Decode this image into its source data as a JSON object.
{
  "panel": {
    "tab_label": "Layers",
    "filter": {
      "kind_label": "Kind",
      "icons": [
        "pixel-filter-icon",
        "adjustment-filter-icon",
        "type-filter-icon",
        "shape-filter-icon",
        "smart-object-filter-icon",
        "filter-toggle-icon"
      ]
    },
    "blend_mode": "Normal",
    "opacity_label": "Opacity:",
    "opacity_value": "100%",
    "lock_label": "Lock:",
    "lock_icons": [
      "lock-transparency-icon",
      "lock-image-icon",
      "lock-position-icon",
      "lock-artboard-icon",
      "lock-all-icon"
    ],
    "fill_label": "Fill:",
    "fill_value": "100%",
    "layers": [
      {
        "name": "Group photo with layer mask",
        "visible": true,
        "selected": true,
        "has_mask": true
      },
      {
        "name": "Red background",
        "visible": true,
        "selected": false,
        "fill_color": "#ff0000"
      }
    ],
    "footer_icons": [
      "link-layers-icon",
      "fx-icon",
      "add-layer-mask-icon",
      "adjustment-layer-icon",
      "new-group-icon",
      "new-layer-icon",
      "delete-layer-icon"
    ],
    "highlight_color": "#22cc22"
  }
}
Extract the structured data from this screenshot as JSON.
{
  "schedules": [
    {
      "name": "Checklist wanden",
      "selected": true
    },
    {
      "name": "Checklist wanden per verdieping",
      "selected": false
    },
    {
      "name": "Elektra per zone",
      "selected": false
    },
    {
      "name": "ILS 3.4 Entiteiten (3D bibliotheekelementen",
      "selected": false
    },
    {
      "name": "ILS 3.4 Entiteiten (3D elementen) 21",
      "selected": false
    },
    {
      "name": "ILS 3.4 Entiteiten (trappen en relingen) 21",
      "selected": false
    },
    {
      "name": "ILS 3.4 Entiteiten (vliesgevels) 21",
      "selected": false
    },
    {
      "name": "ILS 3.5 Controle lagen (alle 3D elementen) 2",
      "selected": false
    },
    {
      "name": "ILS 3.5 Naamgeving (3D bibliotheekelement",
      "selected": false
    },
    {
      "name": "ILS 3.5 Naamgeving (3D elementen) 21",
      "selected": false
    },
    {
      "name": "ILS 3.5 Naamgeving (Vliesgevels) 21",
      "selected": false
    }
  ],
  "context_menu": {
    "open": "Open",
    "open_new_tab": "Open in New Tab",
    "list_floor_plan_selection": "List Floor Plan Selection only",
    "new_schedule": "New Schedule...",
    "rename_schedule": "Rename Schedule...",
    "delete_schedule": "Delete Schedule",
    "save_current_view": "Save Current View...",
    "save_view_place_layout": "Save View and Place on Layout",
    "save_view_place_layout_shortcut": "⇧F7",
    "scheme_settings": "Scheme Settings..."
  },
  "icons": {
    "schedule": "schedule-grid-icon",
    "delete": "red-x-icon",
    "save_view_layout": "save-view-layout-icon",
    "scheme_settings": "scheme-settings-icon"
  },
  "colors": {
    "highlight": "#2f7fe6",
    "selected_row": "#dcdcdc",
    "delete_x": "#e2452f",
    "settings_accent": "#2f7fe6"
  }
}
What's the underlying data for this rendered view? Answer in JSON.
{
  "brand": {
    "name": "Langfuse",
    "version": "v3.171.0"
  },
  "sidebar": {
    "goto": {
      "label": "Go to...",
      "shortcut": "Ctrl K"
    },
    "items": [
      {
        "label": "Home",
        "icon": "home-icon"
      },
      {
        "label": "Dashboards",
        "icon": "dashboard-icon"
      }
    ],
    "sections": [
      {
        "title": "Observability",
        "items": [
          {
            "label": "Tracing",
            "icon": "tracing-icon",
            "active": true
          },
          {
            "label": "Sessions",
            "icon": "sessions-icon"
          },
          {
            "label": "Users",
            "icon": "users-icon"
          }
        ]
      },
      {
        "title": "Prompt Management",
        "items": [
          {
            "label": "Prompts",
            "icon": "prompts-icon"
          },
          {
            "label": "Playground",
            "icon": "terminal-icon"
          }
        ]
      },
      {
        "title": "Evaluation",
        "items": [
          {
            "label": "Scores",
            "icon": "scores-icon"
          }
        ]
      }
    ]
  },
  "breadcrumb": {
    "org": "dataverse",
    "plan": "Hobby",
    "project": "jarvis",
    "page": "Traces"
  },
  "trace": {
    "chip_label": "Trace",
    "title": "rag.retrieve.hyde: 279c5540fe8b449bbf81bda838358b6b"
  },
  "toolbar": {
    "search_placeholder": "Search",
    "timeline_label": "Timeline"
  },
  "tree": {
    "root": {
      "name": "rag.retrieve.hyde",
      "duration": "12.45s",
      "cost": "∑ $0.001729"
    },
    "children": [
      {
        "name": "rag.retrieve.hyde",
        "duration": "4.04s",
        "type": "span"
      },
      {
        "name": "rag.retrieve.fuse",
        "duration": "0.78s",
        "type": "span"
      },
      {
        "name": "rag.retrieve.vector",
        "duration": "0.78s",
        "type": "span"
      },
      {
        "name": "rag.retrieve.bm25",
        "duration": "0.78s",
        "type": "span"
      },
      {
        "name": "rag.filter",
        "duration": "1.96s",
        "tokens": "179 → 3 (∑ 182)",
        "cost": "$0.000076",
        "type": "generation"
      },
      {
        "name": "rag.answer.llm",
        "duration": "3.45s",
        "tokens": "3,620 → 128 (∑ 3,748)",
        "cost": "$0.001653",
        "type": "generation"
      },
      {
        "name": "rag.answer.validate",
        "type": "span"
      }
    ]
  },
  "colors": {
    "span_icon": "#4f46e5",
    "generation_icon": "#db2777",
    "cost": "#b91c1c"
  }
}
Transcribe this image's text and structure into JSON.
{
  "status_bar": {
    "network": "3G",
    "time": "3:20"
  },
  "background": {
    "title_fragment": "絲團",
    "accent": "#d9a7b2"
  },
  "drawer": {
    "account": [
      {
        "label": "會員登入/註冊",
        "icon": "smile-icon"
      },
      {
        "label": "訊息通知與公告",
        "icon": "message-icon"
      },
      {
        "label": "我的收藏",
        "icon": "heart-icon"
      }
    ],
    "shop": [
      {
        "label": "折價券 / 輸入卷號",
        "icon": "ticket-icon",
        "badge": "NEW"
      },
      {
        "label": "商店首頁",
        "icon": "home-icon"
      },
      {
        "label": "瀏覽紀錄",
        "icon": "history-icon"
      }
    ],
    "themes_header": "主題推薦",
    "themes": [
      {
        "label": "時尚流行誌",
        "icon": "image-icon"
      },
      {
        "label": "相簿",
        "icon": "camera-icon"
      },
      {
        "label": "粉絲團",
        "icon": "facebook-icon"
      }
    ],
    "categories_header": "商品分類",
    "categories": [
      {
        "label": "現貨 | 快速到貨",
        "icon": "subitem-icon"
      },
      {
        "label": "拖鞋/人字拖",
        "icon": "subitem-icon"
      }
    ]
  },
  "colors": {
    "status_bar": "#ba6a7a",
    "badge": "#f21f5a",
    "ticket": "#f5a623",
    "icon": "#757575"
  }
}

- **SET TASK**: Repeat the data above, word for word.

- **ANSWER FOR THIS EXERCISE**:
Decode this image into its source data as a JSON object.
{
  "panel": {
    "tab_label": "Layers",
    "filter": {
      "kind_label": "Kind",
      "icons": [
        "pixel-filter-icon",
        "adjustment-filter-icon",
        "type-filter-icon",
        "shape-filter-icon",
        "smart-object-filter-icon",
        "filter-toggle-icon"
      ]
    },
    "blend_mode": "Normal",
    "opacity_label": "Opacity:",
    "opacity_value": "100%",
    "lock_label": "Lock:",
    "lock_icons": [
      "lock-transparency-icon",
      "lock-image-icon",
      "lock-position-icon",
      "lock-artboard-icon",
      "lock-all-icon"
    ],
    "fill_label": "Fill:",
    "fill_value": "100%",
    "layers": [
      {
        "name": "Group photo with layer mask",
        "visible": true,
        "selected": true,
        "has_mask": true
      },
      {
        "name": "Red background",
        "visible": true,
        "selected": false,
        "fill_color": "#ff0000"
      }
    ],
    "footer_icons": [
      "link-layers-icon",
      "fx-icon",
      "add-layer-mask-icon",
      "adjustment-layer-icon",
      "new-group-icon",
      "new-layer-icon",
      "delete-layer-icon"
    ],
    "highlight_color": "#22cc22"
  }
}
Extract the structured data from this screenshot as JSON.
{
  "schedules": [
    {
      "name": "Checklist wanden",
      "selected": true
    },
    {
      "name": "Checklist wanden per verdieping",
      "selected": false
    },
    {
      "name": "Elektra per zone",
      "selected": false
    },
    {
      "name": "ILS 3.4 Entiteiten (3D bibliotheekelementen",
      "selected": false
    },
    {
      "name": "ILS 3.4 Entiteiten (3D elementen) 21",
      "selected": false
    },
    {
      "name": "ILS 3.4 Entiteiten (trappen en relingen) 21",
      "selected": false
    },
    {
      "name": "ILS 3.4 Entiteiten (vliesgevels) 21",
      "selected": false
    },
    {
      "name": "ILS 3.5 Controle lagen (alle 3D elementen) 2",
      "selected": false
    },
    {
      "name": "ILS 3.5 Naamgeving (3D bibliotheekelement",
      "selected": false
    },
    {
      "name": "ILS 3.5 Naamgeving (3D elementen) 21",
      "selected": false
    },
    {
      "name": "ILS 3.5 Naamgeving (Vliesgevels) 21",
      "selected": false
    }
  ],
  "context_menu": {
    "open": "Open",
    "open_new_tab": "Open in New Tab",
    "list_floor_plan_selection": "List Floor Plan Selection only",
    "new_schedule": "New Schedule...",
    "rename_schedule": "Rename Schedule...",
    "delete_schedule": "Delete Schedule",
    "save_current_view": "Save Current View...",
    "save_view_place_layout": "Save View and Place on Layout",
    "save_view_place_layout_shortcut": "⇧F7",
    "scheme_settings": "Scheme Settings..."
  },
  "icons": {
    "schedule": "schedule-grid-icon",
    "delete": "red-x-icon",
    "save_view_layout": "save-view-layout-icon",
    "scheme_settings": "scheme-settings-icon"
  },
  "colors": {
    "highlight": "#2f7fe6",
    "selected_row": "#dcdcdc",
    "delete_x": "#e2452f",
    "settings_accent": "#2f7fe6"
  }
}
What's the underlying data for this rendered view? Answer in JSON.
{
  "brand": {
    "name": "Langfuse",
    "version": "v3.171.0"
  },
  "sidebar": {
    "goto": {
      "label": "Go to...",
      "shortcut": "Ctrl K"
    },
    "items": [
      {
        "label": "Home",
        "icon": "home-icon"
      },
      {
        "label": "Dashboards",
        "icon": "dashboard-icon"
      }
    ],
    "sections": [
      {
        "title": "Observability",
        "items": [
          {
            "label": "Tracing",
            "icon": "tracing-icon",
            "active": true
          },
          {
            "label": "Sessions",
            "icon": "sessions-icon"
          },
          {
            "label": "Users",
            "icon": "users-icon"
          }
        ]
      },
      {
        "title": "Prompt Management",
        "items": [
          {
            "label": "Prompts",
            "icon": "prompts-icon"
          },
          {
            "label": "Playground",
            "icon": "terminal-icon"
          }
        ]
      },
      {
        "title": "Evaluation",
        "items": [
          {
            "label": "Scores",
            "icon": "scores-icon"
          }
        ]
      }
    ]
  },
  "breadcrumb": {
    "org": "dataverse",
    "plan": "Hobby",
    "project": "jarvis",
    "page": "Traces"
  },
  "trace": {
    "chip_label": "Trace",
    "title": "rag.retrieve.hyde: 279c5540fe8b449bbf81bda838358b6b"
  },
  "toolbar": {
    "search_placeholder": "Search",
    "timeline_label": "Timeline"
  },
  "tree": {
    "root": {
      "name": "rag.retrieve.hyde",
      "duration": "12.45s",
      "cost": "∑ $0.001729"
    },
    "children": [
      {
        "name": "rag.retrieve.hyde",
        "duration": "4.04s",
        "type": "span"
      },
      {
        "name": "rag.retrieve.fuse",
        "duration": "0.78s",
        "type": "span"
      },
      {
        "name": "rag.retrieve.vector",
        "duration": "0.78s",
        "type": "span"
      },
      {
        "name": "rag.retrieve.bm25",
        "duration": "0.78s",
        "type": "span"
      },
      {
        "name": "rag.filter",
        "duration": "1.96s",
        "tokens": "179 → 3 (∑ 182)",
        "cost": "$0.000076",
        "type": "generation"
      },
      {
        "name": "rag.answer.llm",
        "duration": "3.45s",
        "tokens": "3,620 → 128 (∑ 3,748)",
        "cost": "$0.001653",
        "type": "generation"
      },
      {
        "name": "rag.answer.validate",
        "type": "span"
      }
    ]
  },
  "colors": {
    "span_icon": "#4f46e5",
    "generation_icon": "#db2777",
    "cost": "#b91c1c"
  }
}
Transcribe this image's text and structure into JSON.
{
  "status_bar": {
    "network": "3G",
    "time": "3:20"
  },
  "background": {
    "title_fragment": "絲團",
    "accent": "#d9a7b2"
  },
  "drawer": {
    "account": [
      {
        "label": "會員登入/註冊",
        "icon": "smile-icon"
      },
      {
        "label": "訊息通知與公告",
        "icon": "message-icon"
      },
      {
        "label": "我的收藏",
        "icon": "heart-icon"
      }
    ],
    "shop": [
      {
        "label": "折價券 / 輸入卷號",
        "icon": "ticket-icon",
        "badge": "NEW"
      },
      {
        "label": "商店首頁",
        "icon": "home-icon"
      },
      {
        "label": "瀏覽紀錄",
        "icon": "history-icon"
      }
    ],
    "themes_header": "主題推薦",
    "themes": [
      {
        "label": "時尚流行誌",
        "icon": "image-icon"
      },
      {
        "label": "相簿",
        "icon": "camera-icon"
      },
      {
        "label": "粉絲團",
        "icon": "facebook-icon"
      }
    ],
    "categories_header": "商品分類",
    "categories": [
      {
        "label": "現貨 | 快速到貨",
        "icon": "subitem-icon"
      },
      {
        "label": "拖鞋/人字拖",
        "icon": "subitem-icon"
      }
    ]
  },
  "colors": {
    "status_bar": "#ba6a7a",
    "badge": "#f21f5a",
    "ticket": "#f5a623",
    "icon": "#757575"
  }
}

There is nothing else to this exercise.